* [What you have to do]: Give every line of the data again, unchanged, but with no pictures.

--- begin Record list ---

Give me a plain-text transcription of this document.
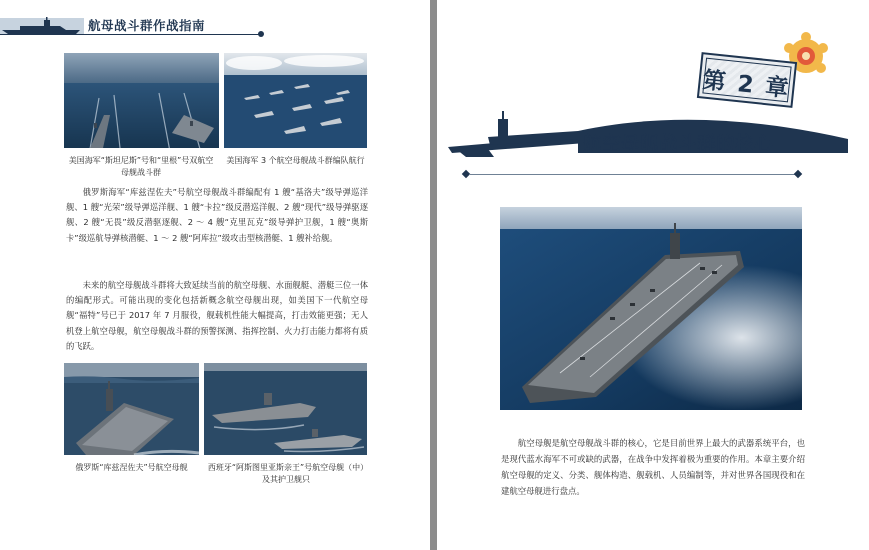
航母战斗群作战指南
美国海军“斯坦尼斯”号和“里根”号双航空母舰战斗群
美国海军 3 个航空母舰战斗群编队航行

俄罗斯海军“库兹涅佐夫”号航空母舰战斗群编配有 1 艘“基洛夫”级导弹巡洋舰、1 艘“光荣”级导弹巡洋舰、1 艘“卡拉”级反潜巡洋舰、2 艘“现代”级导弹驱逐舰、2 艘“无畏”级反潜驱逐舰、2 ～ 4 艘“克里瓦克”级导弹护卫舰，1 艘“奥斯卡”级巡航导弹核潜艇、1 ～ 2 艘“阿库拉”级攻击型核潜艇、1 艘补给舰。

未来的航空母舰战斗群将大致延续当前的航空母舰、水面舰艇、潜艇三位一体的编配形式。可能出现的变化包括新概念航空母舰出现，如美国下一代航空母舰“福特”号已于 2017 年 7 月服役，舰载机性能大幅提高，打击效能更强；无人机登上航空母舰，航空母舰战斗群的预警探测、指挥控制、火力打击能力都将有质的飞跃。

俄罗斯“库兹涅佐夫”号航空母舰	西班牙“阿斯图里亚斯亲王”号航空母舰（中）及其护卫舰只
第 2 章
航空母舰战斗群的核心

航空母舰是航空母舰战斗群的核心，它是目前世界上最大的武器系统平台，也是现代蓝水海军不可或缺的武器，在战争中发挥着极为重要的作用。本章主要介绍航空母舰的定义、分类、舰体构造、舰载机、人员编制等，并对世界各国现役和在建航空母舰进行盘点。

--- end Record list ---

* [Final result]:
Give me a plain-text transcription of this document.
航母战斗群作战指南
美国海军“斯坦尼斯”号和“里根”号双航空母舰战斗群
美国海军 3 个航空母舰战斗群编队航行

俄罗斯海军“库兹涅佐夫”号航空母舰战斗群编配有 1 艘“基洛夫”级导弹巡洋舰、1 艘“光荣”级导弹巡洋舰、1 艘“卡拉”级反潜巡洋舰、2 艘“现代”级导弹驱逐舰、2 艘“无畏”级反潜驱逐舰、2 ～ 4 艘“克里瓦克”级导弹护卫舰，1 艘“奥斯卡”级巡航导弹核潜艇、1 ～ 2 艘“阿库拉”级攻击型核潜艇、1 艘补给舰。

未来的航空母舰战斗群将大致延续当前的航空母舰、水面舰艇、潜艇三位一体的编配形式。可能出现的变化包括新概念航空母舰出现，如美国下一代航空母舰“福特”号已于 2017 年 7 月服役，舰载机性能大幅提高，打击效能更强；无人机登上航空母舰，航空母舰战斗群的预警探测、指挥控制、火力打击能力都将有质的飞跃。

俄罗斯“库兹涅佐夫”号航空母舰	西班牙“阿斯图里亚斯亲王”号航空母舰（中）及其护卫舰只
第 2 章
航空母舰战斗群的核心

航空母舰是航空母舰战斗群的核心，它是目前世界上最大的武器系统平台，也是现代蓝水海军不可或缺的武器，在战争中发挥着极为重要的作用。本章主要介绍航空母舰的定义、分类、舰体构造、舰载机、人员编制等，并对世界各国现役和在建航空母舰进行盘点。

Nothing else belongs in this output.